» Части задания
• A. Как в деревне называют стог, согласно отрывку о сенокосе?
• B. В записях возьмите фрагмент, который открывается строкой с "nav-reports[interactable]: Reports —" и закрывается строкой с "people-icon[interactable] — [1126, 10, 1156, 50]", и замените в нем "task-item" на "task-card". Выведите только этот фрагмент, остальное в нем не меняйте.

Сколько лет прошло, а до сих пор помню: наступает июль, и у меня, у моих друзей-малолеток уже «руки чешутся». В начале июля сенокос. Не раньше – не позже. К этому времени в самый раз подрастала трава. Никто не заставлял нас, не гнал в поле. Просто все знали, срок пришел. Хочешь иметь в достатке корм для своей животины и колхозной, чтобы она в свою очередь исправно весь год кормила тебя, – поспевай. Деревня в эти дни пустела. Взрослые – все на сенокосе. И мы с ними. потому что тоже уже не маленькие. Даже если бы не позвали, все равно пошли бы с ними.

Накануне формировались бригады по 10–15 постоянных косарей и подручных на одни и те же каждый год луга в Елань, на Дальнюю Тушаму, на Россоху. сенокос – дело исключительно мужское. Но в воскресные дни да в хорошую погоду приезжали нам помогать наши мамы и сестры. Тоже никто их не собирал, не направлял. Телефонов и даже радио в нашей деревне тогда не было. Они сами знали: сено подсохнет, его надо сгребать.

Когда все эти люди работали на лугах, это был праздник. Там мне, во всяком случае, тогда это виделось Зелень, вода, лес, кони и растущий на глазах «зарод» – так у нас называют стог. Без отдыха весь световой день, остановка на скорый обед, снова покос, а иногда вдруг чья-то песня… Помню, успевал сделать столько, что удивлялся – неужели это я сделал?

Нам редко поручали косить. Это дело все же взрослых, уже сильных, выносливых мужиков. Лишь иногда кто-то из нашего младшего состава удостаивался такого доверия. А когда удостаивался, для избранника это был как бы урок мужского взросления и выполнялся, конечно же, с необыкновенным прилежанием. Потому у нас (да и не только, конечно, у нас) в деревне с детства все мужское сословие было научено косить. А основная наша работа (и моя в том числе) состояла в том, чтобы отвозить сено, огораживать стога, выполнять самые разные срочные задания. И все это происходило в местах такой красоты, какой я больше нигде не встречал, хотя довелось немало попутешествовать по свету. Конечно, воспоминания детства, молодости всегда окрашены в яркие краски, где бы наши лучшие годы ни проходили. Но, даже делая скидку на это, без всяких чрезмерных преувеличений я вправе утверждать: Сибирь – край сказочный. А наша деревня была примерно в его центре. Здесь континентальный климат. Зимой – стужа, летом – жара. И такие же яркие контрастные краски в природе во все времена года. Темно-зеленая до черноты с голубым небесным отливом на горизонте тайга. Тоном светлее тяжелые кроны ближних кедров и сосен, мохнатые елки, что смотрятся в свое отражение с берегов Илима, Россохи, Тушамы и других речек в их чистейшей воде. Сами эти речки – прозрачные и холоднющие, с омутами и перекатами – пробивают дорогу к Ангаре между красно-бурых отскоков и желтых песков пляжей. Как говорил тогда наш бригадир Василий Васильевич, который в войну много где побывал в Европе: «Краше наших мест не знаю. Вот если бы еще вот этой мошки не было, гнуса и слепней…»

» Выдержки из записей
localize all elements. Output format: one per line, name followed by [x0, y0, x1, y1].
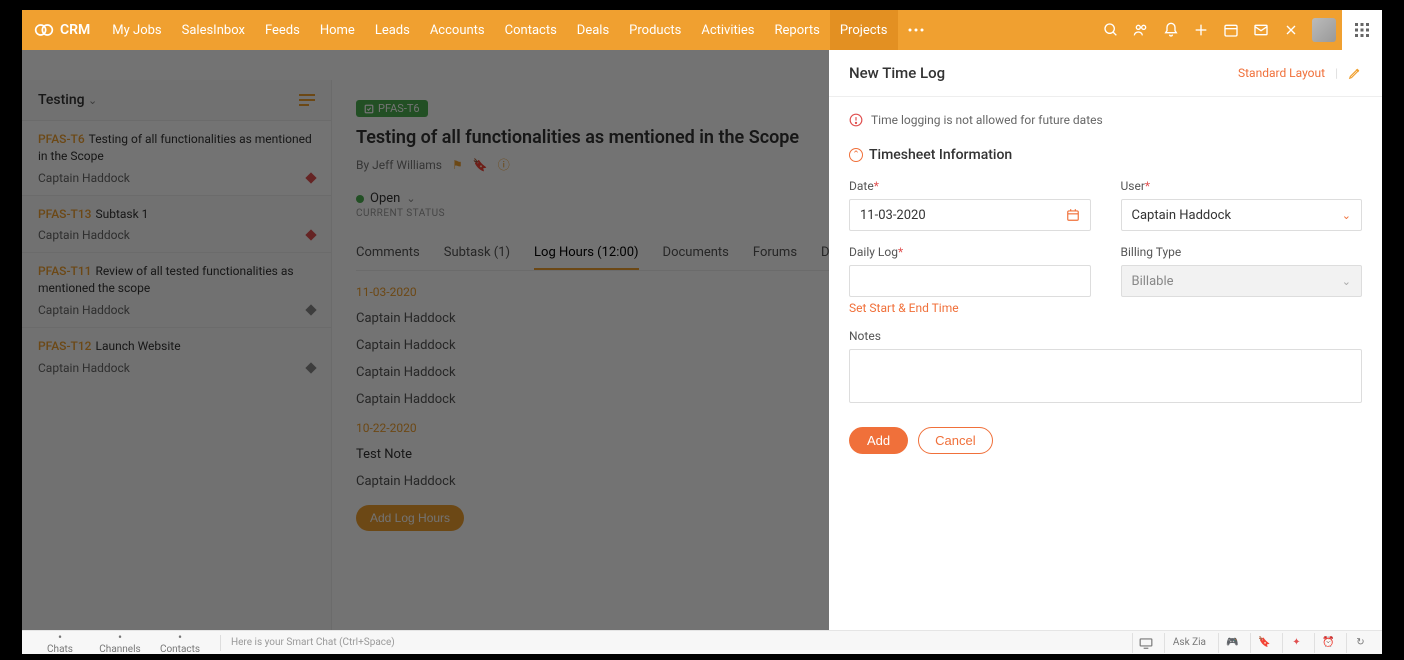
nav-reports[interactable]: Reports — [765, 10, 830, 50]
info-icon[interactable]: ⓘ — [498, 156, 510, 173]
tab-subtask[interactable]: Subtask (1) — [444, 237, 510, 270]
time-log-panel: New Time Log Standard Layout | Time logg… — [829, 50, 1382, 630]
task-item[interactable]: PFAS-T11Review of all tested functionali… — [22, 252, 331, 327]
task-item[interactable]: PFAS-T6Testing of all functionalities as… — [22, 120, 331, 195]
bookmark-icon[interactable]: 🔖 — [1250, 633, 1278, 653]
sidebar-menu-icon[interactable] — [299, 94, 315, 106]
task-chip: PFAS-T6 — [356, 100, 428, 117]
alert-text: Time logging is not allowed for future d… — [871, 113, 1103, 127]
nav-products[interactable]: Products — [619, 10, 691, 50]
date-label: Date* — [849, 179, 1091, 193]
tools-icon[interactable] — [1276, 10, 1306, 50]
smart-chat-hint: Here is your Smart Chat (Ctrl+Space) — [231, 637, 395, 648]
gamepad-icon[interactable]: 🎮 — [1218, 633, 1246, 653]
user-select[interactable]: Captain Haddock ⌄ — [1121, 199, 1363, 231]
chevron-down-icon: ⌄ — [1342, 275, 1351, 288]
nav-activities[interactable]: Activities — [691, 10, 764, 50]
footer: •Chats•Channels•Contacts Here is your Sm… — [22, 630, 1382, 654]
byline-text: By Jeff Williams — [356, 158, 442, 172]
calendar-icon[interactable] — [1066, 208, 1080, 222]
nav-salesinbox[interactable]: SalesInbox — [172, 10, 255, 50]
cancel-button[interactable]: Cancel — [918, 427, 992, 454]
puzzle-icon[interactable]: ✦ — [1282, 633, 1310, 653]
people-icon[interactable] — [1126, 10, 1156, 50]
standard-layout-link[interactable]: Standard Layout — [1238, 66, 1325, 80]
nav-home[interactable]: Home — [310, 10, 365, 50]
footer-chats[interactable]: •Chats — [30, 630, 90, 655]
avatar[interactable] — [1312, 18, 1336, 42]
user-label: User* — [1121, 179, 1363, 193]
panel-header: New Time Log Standard Layout | — [829, 50, 1382, 97]
brand: CRM — [22, 20, 102, 40]
nav-accounts[interactable]: Accounts — [420, 10, 495, 50]
add-button[interactable]: Add — [849, 427, 908, 454]
tab-comments[interactable]: Comments — [356, 237, 420, 270]
alert-icon — [849, 113, 863, 127]
nav-more[interactable] — [898, 28, 934, 32]
notes-label: Notes — [849, 329, 1362, 343]
nav-projects[interactable]: Projects — [830, 10, 898, 50]
brand-text: CRM — [60, 22, 90, 38]
nav-contacts[interactable]: Contacts — [495, 10, 567, 50]
billing-type-select[interactable]: Billable ⌄ — [1121, 265, 1363, 297]
ask-zia[interactable]: Ask Zia — [1164, 633, 1214, 653]
task-item[interactable]: PFAS-T12Launch Website Captain Haddock — [22, 327, 331, 385]
chevron-down-icon: ⌄ — [1342, 209, 1351, 222]
tab-documents[interactable]: Documents — [663, 237, 729, 270]
date-input[interactable]: 11-03-2020 — [849, 199, 1091, 231]
sidebar: Testing ⌄ PFAS-T6Testing of all function… — [22, 80, 332, 630]
clock-icon[interactable]: ⏰ — [1314, 633, 1342, 653]
billing-type-label: Billing Type — [1121, 245, 1363, 259]
topbar: CRM My JobsSalesInboxFeedsHomeLeadsAccou… — [22, 10, 1382, 50]
bell-icon[interactable] — [1156, 10, 1186, 50]
footer-contacts[interactable]: •Contacts — [150, 630, 210, 655]
user-value: Captain Haddock — [1132, 208, 1232, 223]
nav-my-jobs[interactable]: My Jobs — [102, 10, 171, 50]
set-time-link[interactable]: Set Start & End Time — [849, 301, 1091, 315]
apps-grid-icon[interactable] — [1342, 10, 1382, 50]
panel-title: New Time Log — [849, 64, 945, 82]
plus-icon[interactable] — [1186, 10, 1216, 50]
daily-log-label: Daily Log* — [849, 245, 1091, 259]
panel-body: Time logging is not allowed for future d… — [829, 97, 1382, 630]
tab-forums[interactable]: Forums — [753, 237, 797, 270]
chevron-down-icon: ⌄ — [406, 192, 415, 205]
flag-icon[interactable]: ⚑ — [452, 158, 463, 172]
topbar-right — [1096, 10, 1382, 50]
status-dot-icon — [356, 195, 364, 203]
section-head[interactable]: ⌃ Timesheet Information — [849, 147, 1362, 163]
section-label: Timesheet Information — [869, 147, 1012, 163]
add-log-hours-button[interactable]: Add Log Hours — [356, 505, 464, 531]
task-item[interactable]: PFAS-T13Subtask 1 Captain Haddock — [22, 195, 331, 253]
nav-deals[interactable]: Deals — [567, 10, 619, 50]
tab-log[interactable]: Log Hours (12:00) — [534, 237, 638, 270]
alert: Time logging is not allowed for future d… — [849, 113, 1362, 127]
sidebar-title: Testing — [38, 92, 85, 108]
edit-icon[interactable] — [1348, 66, 1362, 80]
sidebar-header[interactable]: Testing ⌄ — [22, 80, 331, 120]
date-value: 11-03-2020 — [860, 208, 926, 223]
task-list: PFAS-T6Testing of all functionalities as… — [22, 120, 331, 630]
footer-channels[interactable]: •Channels — [90, 630, 150, 655]
screen-icon[interactable] — [1132, 633, 1160, 653]
search-icon[interactable] — [1096, 10, 1126, 50]
brand-icon — [34, 20, 54, 40]
daily-log-input[interactable] — [849, 265, 1091, 297]
nav-leads[interactable]: Leads — [365, 10, 420, 50]
status-text: Open — [370, 191, 400, 206]
nav-feeds[interactable]: Feeds — [255, 10, 310, 50]
billing-type-value: Billable — [1132, 274, 1174, 289]
collapse-icon: ⌃ — [849, 148, 863, 162]
mail-icon[interactable] — [1246, 10, 1276, 50]
chevron-down-icon: ⌄ — [88, 94, 97, 107]
nav: My JobsSalesInboxFeedsHomeLeadsAccountsC… — [102, 10, 897, 50]
task-chip-label: PFAS-T6 — [378, 102, 420, 115]
calendar-icon[interactable] — [1216, 10, 1246, 50]
body: Testing ⌄ PFAS-T6Testing of all function… — [22, 50, 1382, 630]
history-icon[interactable]: ↻ — [1346, 633, 1374, 653]
notes-textarea[interactable] — [849, 349, 1362, 403]
check-icon — [364, 104, 374, 114]
bookmark-icon[interactable]: 🔖 — [473, 158, 488, 172]
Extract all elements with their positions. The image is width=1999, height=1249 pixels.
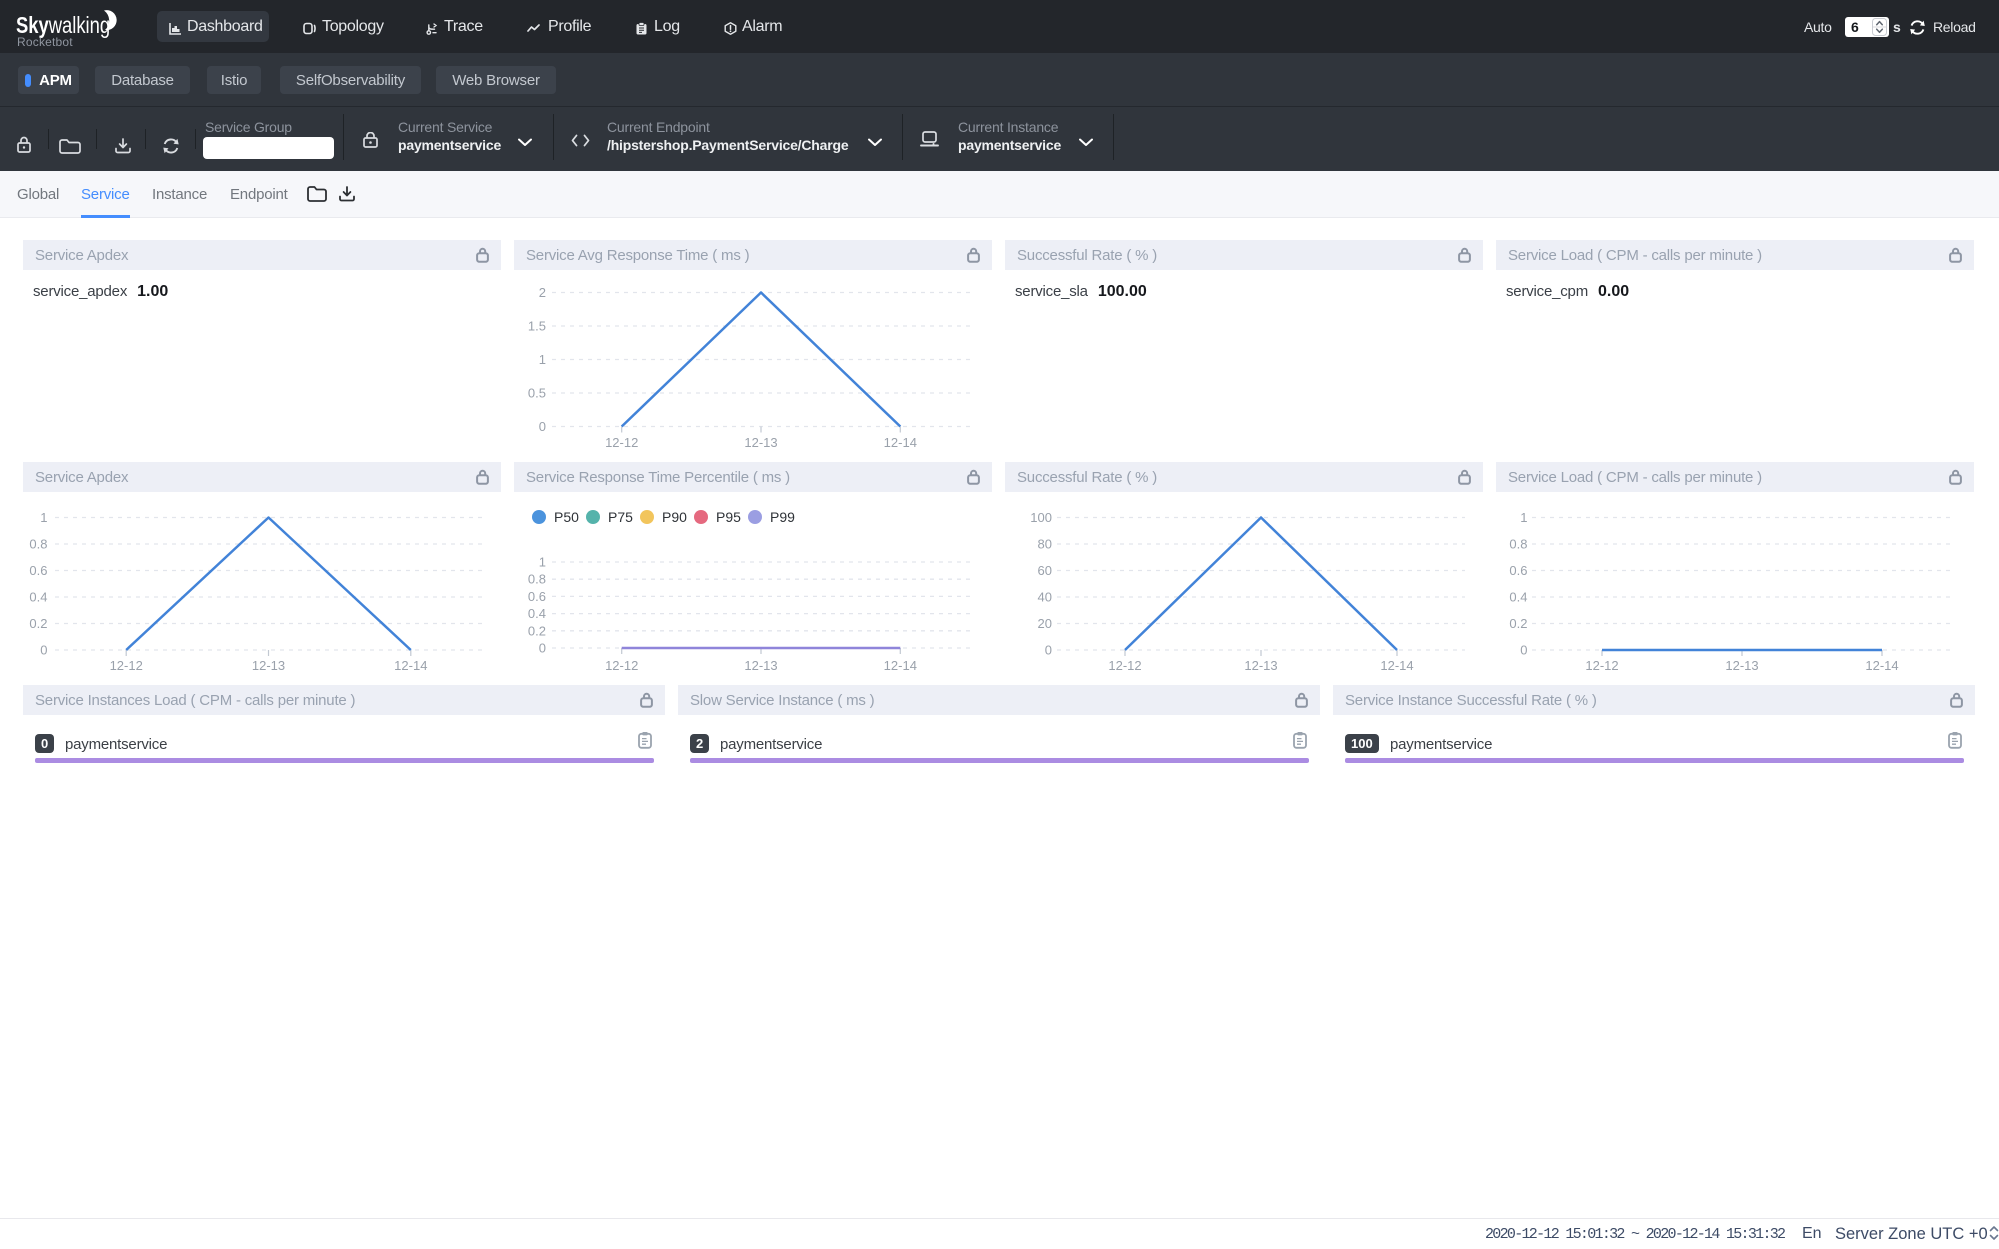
svg-text:0.8: 0.8 [29, 537, 47, 552]
svg-text:0.2: 0.2 [528, 623, 546, 638]
svg-text:0.2: 0.2 [29, 616, 47, 631]
svg-text:12-13: 12-13 [1725, 658, 1758, 673]
svg-text:1: 1 [40, 510, 47, 525]
svg-text:0.6: 0.6 [1509, 563, 1527, 578]
svg-text:12-12: 12-12 [110, 658, 143, 673]
svg-text:12-14: 12-14 [1865, 658, 1898, 673]
svg-text:0.8: 0.8 [528, 572, 546, 587]
svg-text:0: 0 [1045, 643, 1052, 658]
svg-text:12-14: 12-14 [1380, 658, 1413, 673]
svg-text:0.4: 0.4 [29, 590, 47, 605]
svg-text:12-13: 12-13 [744, 435, 777, 450]
svg-text:0.8: 0.8 [1509, 537, 1527, 552]
svg-text:40: 40 [1038, 590, 1052, 605]
svg-text:12-14: 12-14 [884, 658, 917, 673]
svg-text:12-12: 12-12 [605, 658, 638, 673]
svg-text:0: 0 [1520, 643, 1527, 658]
svg-text:60: 60 [1038, 563, 1052, 578]
svg-text:12-14: 12-14 [884, 435, 917, 450]
svg-text:100: 100 [1030, 510, 1052, 525]
svg-text:1: 1 [539, 352, 546, 367]
svg-text:0.2: 0.2 [1509, 616, 1527, 631]
svg-text:0.4: 0.4 [1509, 590, 1527, 605]
svg-text:80: 80 [1038, 537, 1052, 552]
svg-text:12-12: 12-12 [605, 435, 638, 450]
svg-text:12-12: 12-12 [1585, 658, 1618, 673]
svg-text:0.6: 0.6 [29, 563, 47, 578]
svg-text:2: 2 [539, 285, 546, 300]
svg-text:1: 1 [539, 555, 546, 570]
svg-text:12-13: 12-13 [1244, 658, 1277, 673]
svg-text:1: 1 [1520, 510, 1527, 525]
svg-text:12-14: 12-14 [394, 658, 427, 673]
svg-text:0.5: 0.5 [528, 386, 546, 401]
svg-text:20: 20 [1038, 616, 1052, 631]
svg-text:12-12: 12-12 [1108, 658, 1141, 673]
svg-text:12-13: 12-13 [252, 658, 285, 673]
svg-text:0: 0 [539, 641, 546, 656]
svg-text:0: 0 [539, 419, 546, 434]
svg-text:0.6: 0.6 [528, 589, 546, 604]
svg-text:0: 0 [40, 643, 47, 658]
svg-text:0.4: 0.4 [528, 606, 546, 621]
svg-text:1.5: 1.5 [528, 319, 546, 334]
svg-text:12-13: 12-13 [744, 658, 777, 673]
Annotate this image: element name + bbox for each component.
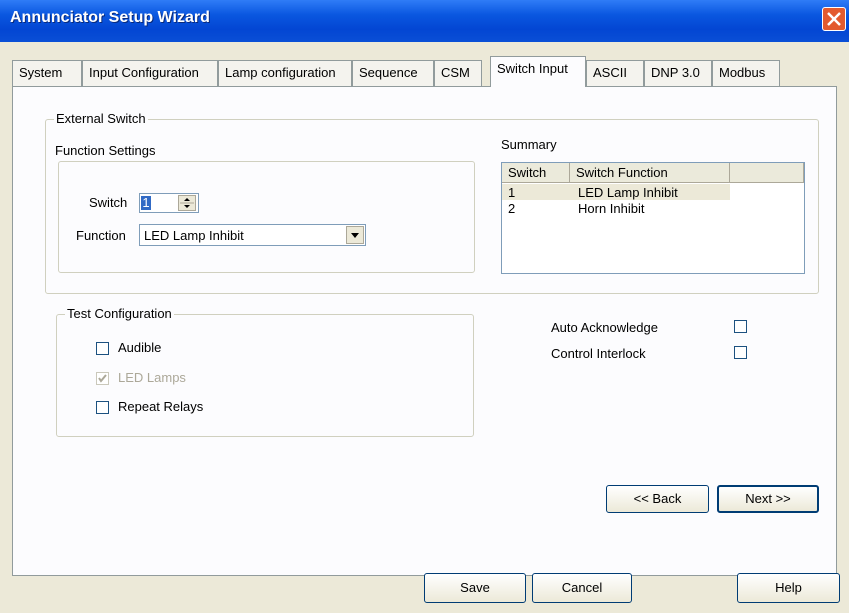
auto-acknowledge-label: Auto Acknowledge xyxy=(551,320,658,335)
row-switch: 1 xyxy=(508,185,516,200)
tab-sequence[interactable]: Sequence xyxy=(352,60,434,86)
function-dropdown-button[interactable] xyxy=(346,226,364,244)
led-lamps-label: LED Lamps xyxy=(118,370,186,385)
repeat-relays-checkbox[interactable] xyxy=(96,401,109,414)
function-settings-label: Function Settings xyxy=(55,143,156,158)
summary-col-function[interactable]: Switch Function xyxy=(570,163,730,183)
summary-label: Summary xyxy=(501,137,557,152)
row-function: LED Lamp Inhibit xyxy=(578,185,678,200)
tab-lamp-configuration[interactable]: Lamp configuration xyxy=(218,60,352,86)
switch-label: Switch xyxy=(89,195,128,210)
tab-modbus[interactable]: Modbus xyxy=(712,60,780,86)
summary-list[interactable]: Switch Switch Function 1 LED Lamp Inhibi… xyxy=(501,162,805,274)
control-interlock-label: Control Interlock xyxy=(551,346,646,361)
tab-switch-input[interactable]: Switch Input xyxy=(490,56,586,87)
tab-ascii[interactable]: ASCII xyxy=(586,60,644,86)
led-lamps-checkbox[interactable] xyxy=(96,372,109,385)
summary-col-empty[interactable] xyxy=(730,163,804,183)
table-row[interactable]: 2 Horn Inhibit xyxy=(502,200,730,216)
spinner-arrows-icon xyxy=(180,198,194,208)
function-select[interactable]: LED Lamp Inhibit xyxy=(139,224,366,246)
external-switch-label: External Switch xyxy=(54,111,148,126)
audible-label: Audible xyxy=(118,340,162,355)
control-interlock-checkbox[interactable] xyxy=(734,346,747,359)
help-button[interactable]: Help xyxy=(737,573,840,603)
switch-spinner[interactable]: 1 xyxy=(139,193,199,213)
row-switch: 2 xyxy=(508,201,516,216)
function-select-value: LED Lamp Inhibit xyxy=(144,228,244,243)
tab-input-configuration[interactable]: Input Configuration xyxy=(82,60,218,86)
switch-value[interactable]: 1 xyxy=(141,196,151,210)
back-button[interactable]: << Back xyxy=(606,485,709,513)
title-bar[interactable]: Annunciator Setup Wizard xyxy=(0,0,849,42)
checkmark-icon xyxy=(98,374,107,383)
function-settings-box xyxy=(58,161,475,273)
spinner-buttons[interactable] xyxy=(178,195,196,211)
close-button[interactable] xyxy=(822,7,846,31)
tab-system[interactable]: System xyxy=(12,60,82,86)
table-row[interactable]: 1 LED Lamp Inhibit xyxy=(502,184,730,200)
row-function: Horn Inhibit xyxy=(578,201,645,216)
tab-csm[interactable]: CSM xyxy=(434,60,482,86)
function-label: Function xyxy=(76,228,126,243)
next-button[interactable]: Next >> xyxy=(717,485,819,513)
tab-dnp[interactable]: DNP 3.0 xyxy=(644,60,712,86)
close-icon xyxy=(827,12,841,26)
audible-checkbox[interactable] xyxy=(96,342,109,355)
summary-col-switch[interactable]: Switch xyxy=(502,163,570,183)
save-button[interactable]: Save xyxy=(424,573,526,603)
chevron-down-icon xyxy=(351,233,359,238)
repeat-relays-label: Repeat Relays xyxy=(118,399,204,414)
test-configuration-label: Test Configuration xyxy=(65,306,174,321)
window-title: Annunciator Setup Wizard xyxy=(10,9,210,26)
switch-input-panel: External Switch Function Settings Switch… xyxy=(12,86,837,576)
cancel-button[interactable]: Cancel xyxy=(532,573,632,603)
auto-acknowledge-checkbox[interactable] xyxy=(734,320,747,333)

» Итоговые результаты
• A. Зарод.

• B.
nav-reports[interactable]: Reports — [765, 10, 830, 50]
info-icon[interactable]: ⓘ — [498, 156, 510, 173]
tab-subtask[interactable]: Subtask (1) — [444, 237, 510, 270]
time-log-panel: New Time Log Standard Layout | Time logg… — [829, 50, 1382, 630]
task-card[interactable]: PFAS-T11Review of all tested functionali… — [22, 252, 331, 327]
task-card[interactable]: PFAS-T6Testing of all functionalities as… — [22, 120, 331, 195]
bookmark-icon[interactable]: 🔖 — [1250, 633, 1278, 653]
sidebar-menu-icon[interactable] — [299, 94, 315, 106]
task-chip: PFAS-T6 — [356, 100, 428, 117]
alert-text: Time logging is not allowed for future d… — [871, 113, 1103, 127]
nav-products[interactable]: Products — [619, 10, 691, 50]
date-label: Date* — [849, 179, 1091, 193]
tools-icon[interactable] — [1276, 10, 1306, 50]
smart-chat-hint: Here is your Smart Chat (Ctrl+Space) — [231, 637, 395, 648]
gamepad-icon[interactable]: 🎮 — [1218, 633, 1246, 653]
user-select[interactable]: Captain Haddock ⌄ — [1121, 199, 1363, 231]
chevron-down-icon: ⌄ — [1342, 275, 1351, 288]
nav-activities[interactable]: Activities — [691, 10, 764, 50]
footer: •Chats•Channels•Contacts Here is your Sm… — [22, 630, 1382, 654]
byline-text: By Jeff Williams — [356, 158, 442, 172]
calendar-icon[interactable] — [1066, 208, 1080, 222]
nav-salesinbox[interactable]: SalesInbox — [172, 10, 255, 50]
cancel-button[interactable]: Cancel — [918, 427, 992, 454]
puzzle-icon[interactable]: ✦ — [1282, 633, 1310, 653]
people-icon[interactable] — [1126, 10, 1156, 50]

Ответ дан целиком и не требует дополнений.